Stored records:
--

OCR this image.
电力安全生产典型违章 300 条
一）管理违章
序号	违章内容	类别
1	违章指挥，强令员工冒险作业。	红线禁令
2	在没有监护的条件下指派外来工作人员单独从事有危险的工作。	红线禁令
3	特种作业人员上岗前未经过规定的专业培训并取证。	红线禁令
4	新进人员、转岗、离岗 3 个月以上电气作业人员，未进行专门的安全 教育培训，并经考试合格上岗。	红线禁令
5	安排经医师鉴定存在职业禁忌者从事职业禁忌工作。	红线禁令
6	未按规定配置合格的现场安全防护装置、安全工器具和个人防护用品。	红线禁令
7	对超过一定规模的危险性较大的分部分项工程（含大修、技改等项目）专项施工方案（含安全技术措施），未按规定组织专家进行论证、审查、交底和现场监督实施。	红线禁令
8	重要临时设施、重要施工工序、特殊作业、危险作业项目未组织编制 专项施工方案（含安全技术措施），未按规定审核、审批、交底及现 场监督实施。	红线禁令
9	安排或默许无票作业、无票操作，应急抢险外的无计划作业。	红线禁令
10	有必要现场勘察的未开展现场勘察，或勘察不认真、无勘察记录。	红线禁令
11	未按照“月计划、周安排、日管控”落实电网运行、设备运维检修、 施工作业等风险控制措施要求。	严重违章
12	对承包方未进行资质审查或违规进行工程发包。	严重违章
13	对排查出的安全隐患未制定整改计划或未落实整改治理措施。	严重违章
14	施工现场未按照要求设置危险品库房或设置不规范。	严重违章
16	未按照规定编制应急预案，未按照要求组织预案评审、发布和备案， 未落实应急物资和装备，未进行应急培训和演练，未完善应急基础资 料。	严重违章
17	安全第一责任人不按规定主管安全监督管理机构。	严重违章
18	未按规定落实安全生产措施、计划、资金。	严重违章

--

### Given instruction:
The answer is the number of lines in the preceding material that hold "严重违章"; write that number and nothing else.

### Solution for this exercise:
7